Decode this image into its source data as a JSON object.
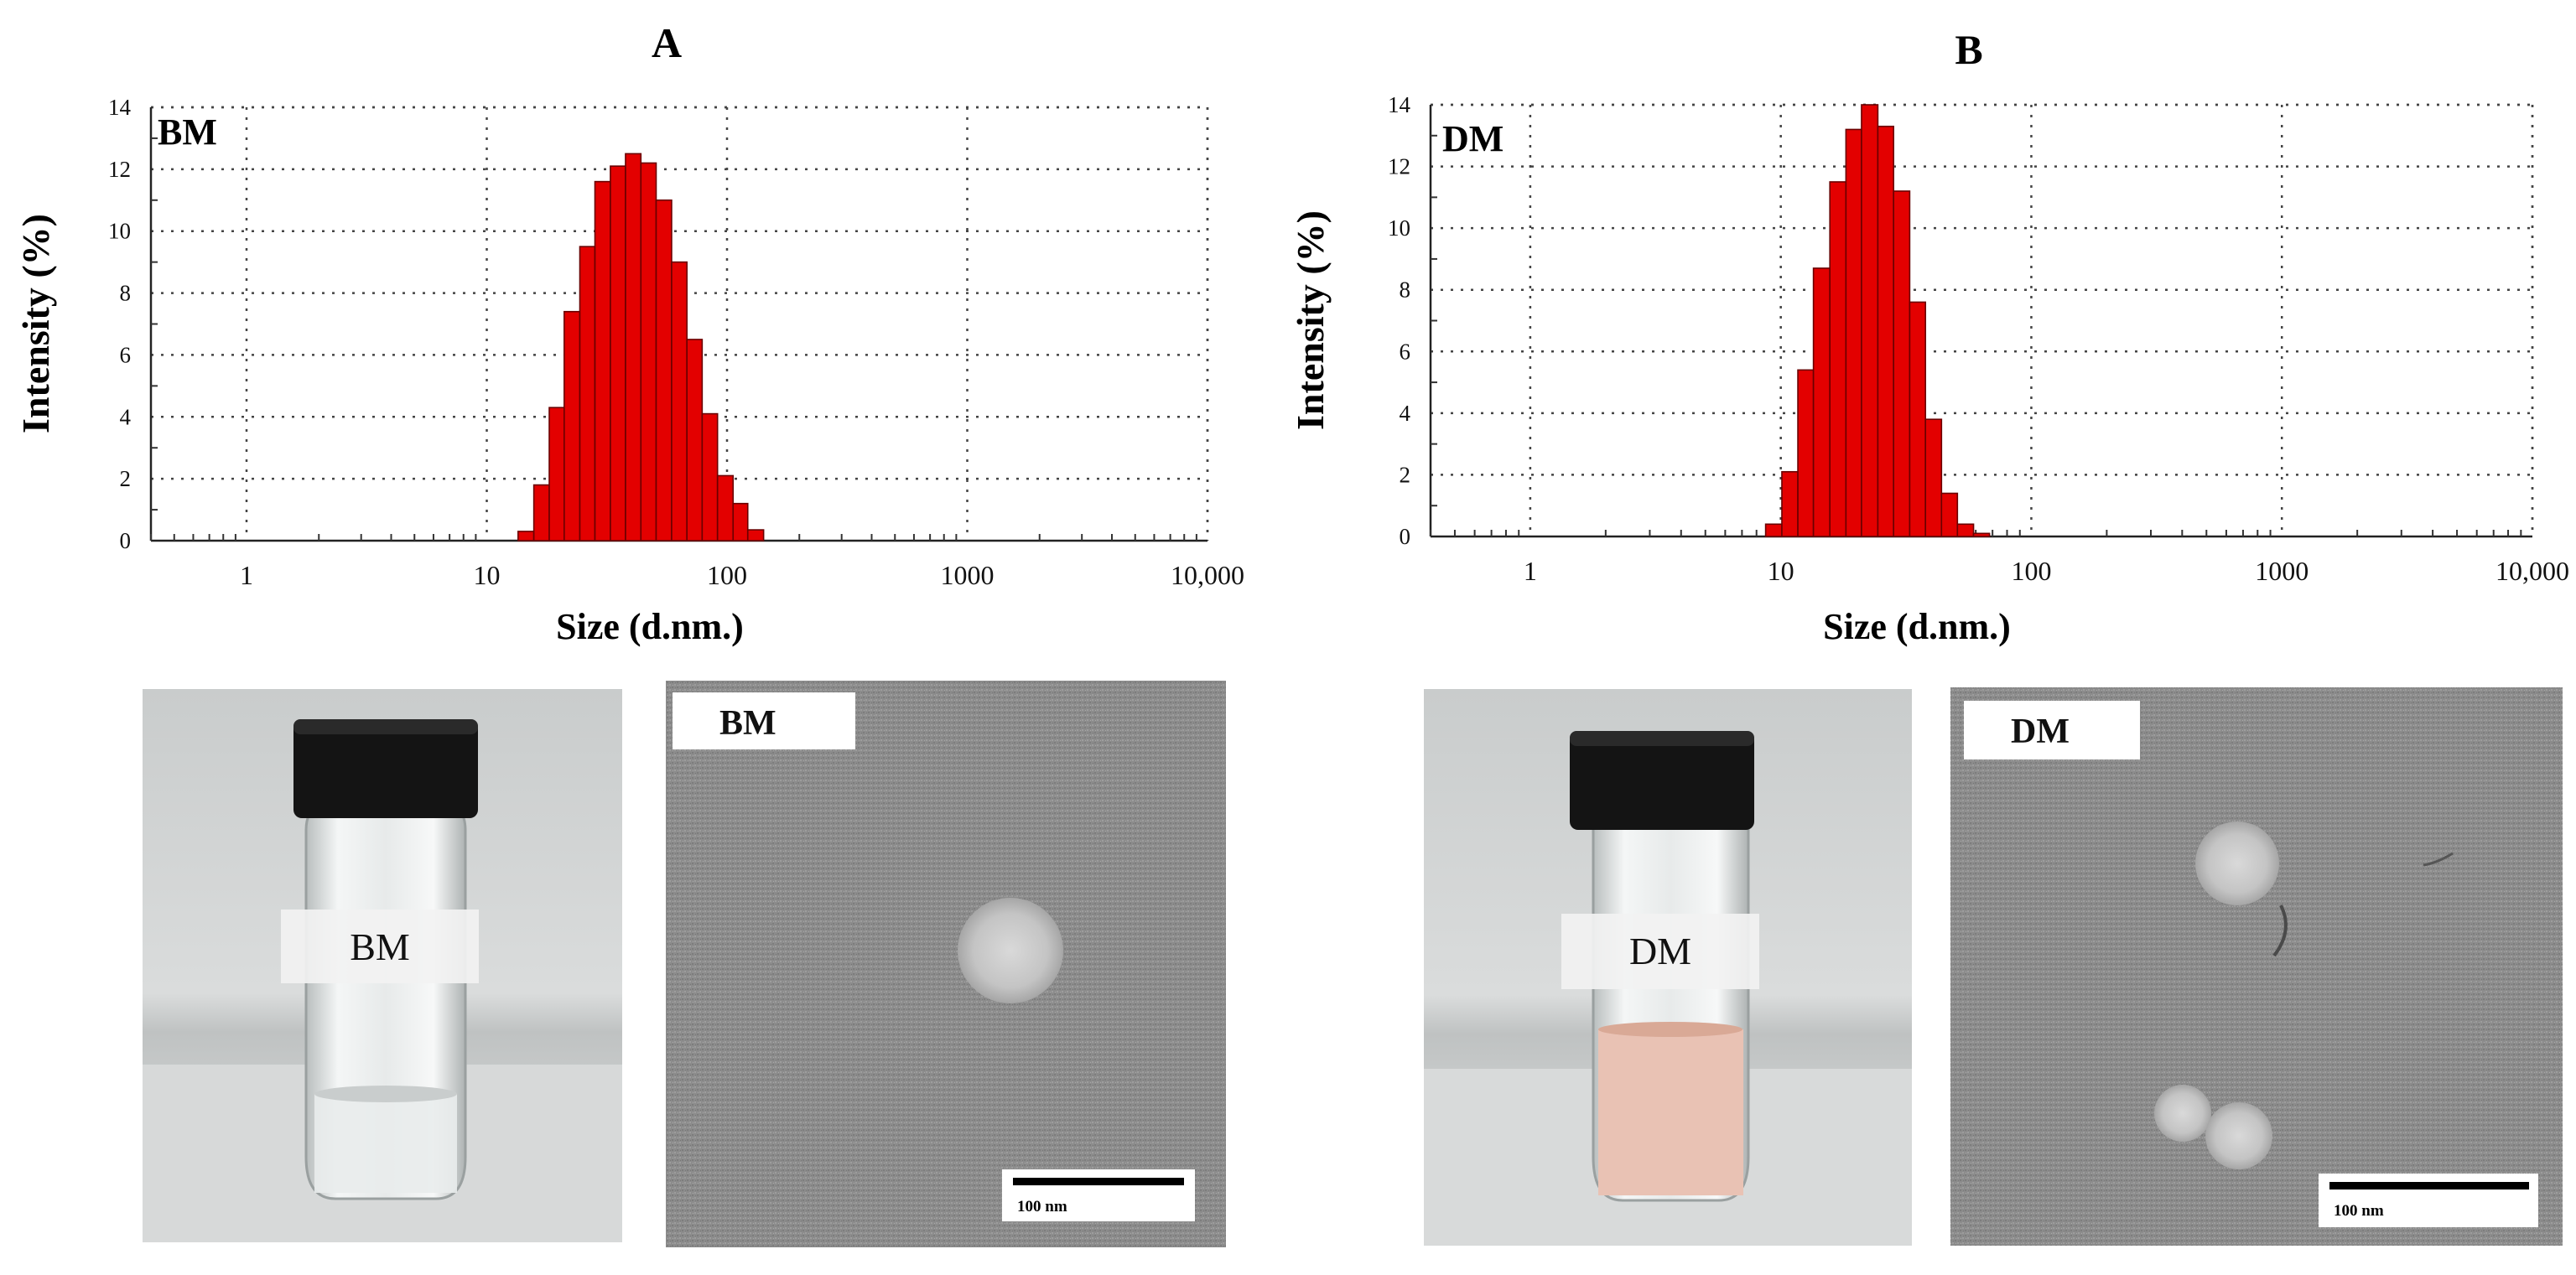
{
  "figure": {
    "panels": [
      {
        "letter": "A",
        "inset_label": "BM",
        "vial_label": "BM",
        "tem_label": "BM",
        "scale_bar": "100 nm"
      },
      {
        "letter": "B",
        "inset_label": "DM",
        "vial_label": "DM",
        "tem_label": "DM",
        "scale_bar": "100 nm"
      }
    ]
  },
  "colors": {
    "bar_fill": "#e30000",
    "bar_edge": "#6a0000",
    "grid": "#444444",
    "solution_dm": "#e9c2b4",
    "solution_bm": "#eef1f1"
  },
  "chart_data": [
    {
      "type": "bar",
      "title": "A",
      "annotation": "BM",
      "xlabel": "Size (d.nm.)",
      "ylabel": "Intensity (%)",
      "xscale": "log",
      "xlim": [
        0.4,
        10000
      ],
      "ylim": [
        0,
        14
      ],
      "grid": true,
      "xticks": [
        1,
        10,
        100,
        1000,
        10000
      ],
      "xtick_labels": [
        "1",
        "10",
        "100",
        "1000",
        "10,000"
      ],
      "yticks": [
        0,
        2,
        4,
        6,
        8,
        10,
        12,
        14
      ],
      "ytick_labels": [
        "0",
        "2",
        "4",
        "6",
        "8",
        "10",
        "12",
        "14"
      ],
      "bins": [
        {
          "from": 13.5,
          "to": 15.7,
          "value": 0.3
        },
        {
          "from": 15.7,
          "to": 18.2,
          "value": 1.8
        },
        {
          "from": 18.2,
          "to": 21.0,
          "value": 4.3
        },
        {
          "from": 21.0,
          "to": 24.4,
          "value": 7.4
        },
        {
          "from": 24.4,
          "to": 28.2,
          "value": 9.5
        },
        {
          "from": 28.2,
          "to": 32.7,
          "value": 11.6
        },
        {
          "from": 32.7,
          "to": 37.8,
          "value": 12.1
        },
        {
          "from": 37.8,
          "to": 43.8,
          "value": 12.5
        },
        {
          "from": 43.8,
          "to": 50.7,
          "value": 12.2
        },
        {
          "from": 50.7,
          "to": 58.8,
          "value": 11.0
        },
        {
          "from": 58.8,
          "to": 68.1,
          "value": 9.0
        },
        {
          "from": 68.1,
          "to": 78.8,
          "value": 6.5
        },
        {
          "from": 78.8,
          "to": 91.3,
          "value": 4.1
        },
        {
          "from": 91.3,
          "to": 106.0,
          "value": 2.1
        },
        {
          "from": 106.0,
          "to": 122.0,
          "value": 1.2
        },
        {
          "from": 122.0,
          "to": 142.0,
          "value": 0.35
        }
      ]
    },
    {
      "type": "bar",
      "title": "B",
      "annotation": "DM",
      "xlabel": "Size (d.nm.)",
      "ylabel": "Intensity (%)",
      "xscale": "log",
      "xlim": [
        0.4,
        10000
      ],
      "ylim": [
        0,
        14
      ],
      "grid": true,
      "xticks": [
        1,
        10,
        100,
        1000,
        10000
      ],
      "xtick_labels": [
        "1",
        "10",
        "100",
        "1000",
        "10,000"
      ],
      "yticks": [
        0,
        2,
        4,
        6,
        8,
        10,
        12,
        14
      ],
      "ytick_labels": [
        "0",
        "2",
        "4",
        "6",
        "8",
        "10",
        "12",
        "14"
      ],
      "bins": [
        {
          "from": 8.7,
          "to": 10.1,
          "value": 0.4
        },
        {
          "from": 10.1,
          "to": 11.7,
          "value": 2.1
        },
        {
          "from": 11.7,
          "to": 13.5,
          "value": 5.4
        },
        {
          "from": 13.5,
          "to": 15.7,
          "value": 8.7
        },
        {
          "from": 15.7,
          "to": 18.2,
          "value": 11.5
        },
        {
          "from": 18.2,
          "to": 21.0,
          "value": 13.2
        },
        {
          "from": 21.0,
          "to": 24.4,
          "value": 14.0
        },
        {
          "from": 24.4,
          "to": 28.2,
          "value": 13.3
        },
        {
          "from": 28.2,
          "to": 32.7,
          "value": 11.2
        },
        {
          "from": 32.7,
          "to": 37.8,
          "value": 7.6
        },
        {
          "from": 37.8,
          "to": 43.8,
          "value": 3.8
        },
        {
          "from": 43.8,
          "to": 50.7,
          "value": 1.4
        },
        {
          "from": 50.7,
          "to": 58.8,
          "value": 0.4
        },
        {
          "from": 58.8,
          "to": 68.1,
          "value": 0.1
        }
      ]
    }
  ]
}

----

* [Stated goal]:
Repeat the material exactly as it reads, without any of its pictures.

* [Exercise output]:
Decode this image into its source data as a JSON object.
{
  "figure": {
    "panels": [
      {
        "letter": "A",
        "inset_label": "BM",
        "vial_label": "BM",
        "tem_label": "BM",
        "scale_bar": "100 nm"
      },
      {
        "letter": "B",
        "inset_label": "DM",
        "vial_label": "DM",
        "tem_label": "DM",
        "scale_bar": "100 nm"
      }
    ]
  },
  "colors": {
    "bar_fill": "#e30000",
    "bar_edge": "#6a0000",
    "grid": "#444444",
    "solution_dm": "#e9c2b4",
    "solution_bm": "#eef1f1"
  },
  "chart_data": [
    {
      "type": "bar",
      "title": "A",
      "annotation": "BM",
      "xlabel": "Size (d.nm.)",
      "ylabel": "Intensity (%)",
      "xscale": "log",
      "xlim": [
        0.4,
        10000
      ],
      "ylim": [
        0,
        14
      ],
      "grid": true,
      "xticks": [
        1,
        10,
        100,
        1000,
        10000
      ],
      "xtick_labels": [
        "1",
        "10",
        "100",
        "1000",
        "10,000"
      ],
      "yticks": [
        0,
        2,
        4,
        6,
        8,
        10,
        12,
        14
      ],
      "ytick_labels": [
        "0",
        "2",
        "4",
        "6",
        "8",
        "10",
        "12",
        "14"
      ],
      "bins": [
        {
          "from": 13.5,
          "to": 15.7,
          "value": 0.3
        },
        {
          "from": 15.7,
          "to": 18.2,
          "value": 1.8
        },
        {
          "from": 18.2,
          "to": 21.0,
          "value": 4.3
        },
        {
          "from": 21.0,
          "to": 24.4,
          "value": 7.4
        },
        {
          "from": 24.4,
          "to": 28.2,
          "value": 9.5
        },
        {
          "from": 28.2,
          "to": 32.7,
          "value": 11.6
        },
        {
          "from": 32.7,
          "to": 37.8,
          "value": 12.1
        },
        {
          "from": 37.8,
          "to": 43.8,
          "value": 12.5
        },
        {
          "from": 43.8,
          "to": 50.7,
          "value": 12.2
        },
        {
          "from": 50.7,
          "to": 58.8,
          "value": 11.0
        },
        {
          "from": 58.8,
          "to": 68.1,
          "value": 9.0
        },
        {
          "from": 68.1,
          "to": 78.8,
          "value": 6.5
        },
        {
          "from": 78.8,
          "to": 91.3,
          "value": 4.1
        },
        {
          "from": 91.3,
          "to": 106.0,
          "value": 2.1
        },
        {
          "from": 106.0,
          "to": 122.0,
          "value": 1.2
        },
        {
          "from": 122.0,
          "to": 142.0,
          "value": 0.35
        }
      ]
    },
    {
      "type": "bar",
      "title": "B",
      "annotation": "DM",
      "xlabel": "Size (d.nm.)",
      "ylabel": "Intensity (%)",
      "xscale": "log",
      "xlim": [
        0.4,
        10000
      ],
      "ylim": [
        0,
        14
      ],
      "grid": true,
      "xticks": [
        1,
        10,
        100,
        1000,
        10000
      ],
      "xtick_labels": [
        "1",
        "10",
        "100",
        "1000",
        "10,000"
      ],
      "yticks": [
        0,
        2,
        4,
        6,
        8,
        10,
        12,
        14
      ],
      "ytick_labels": [
        "0",
        "2",
        "4",
        "6",
        "8",
        "10",
        "12",
        "14"
      ],
      "bins": [
        {
          "from": 8.7,
          "to": 10.1,
          "value": 0.4
        },
        {
          "from": 10.1,
          "to": 11.7,
          "value": 2.1
        },
        {
          "from": 11.7,
          "to": 13.5,
          "value": 5.4
        },
        {
          "from": 13.5,
          "to": 15.7,
          "value": 8.7
        },
        {
          "from": 15.7,
          "to": 18.2,
          "value": 11.5
        },
        {
          "from": 18.2,
          "to": 21.0,
          "value": 13.2
        },
        {
          "from": 21.0,
          "to": 24.4,
          "value": 14.0
        },
        {
          "from": 24.4,
          "to": 28.2,
          "value": 13.3
        },
        {
          "from": 28.2,
          "to": 32.7,
          "value": 11.2
        },
        {
          "from": 32.7,
          "to": 37.8,
          "value": 7.6
        },
        {
          "from": 37.8,
          "to": 43.8,
          "value": 3.8
        },
        {
          "from": 43.8,
          "to": 50.7,
          "value": 1.4
        },
        {
          "from": 50.7,
          "to": 58.8,
          "value": 0.4
        },
        {
          "from": 58.8,
          "to": 68.1,
          "value": 0.1
        }
      ]
    }
  ]
}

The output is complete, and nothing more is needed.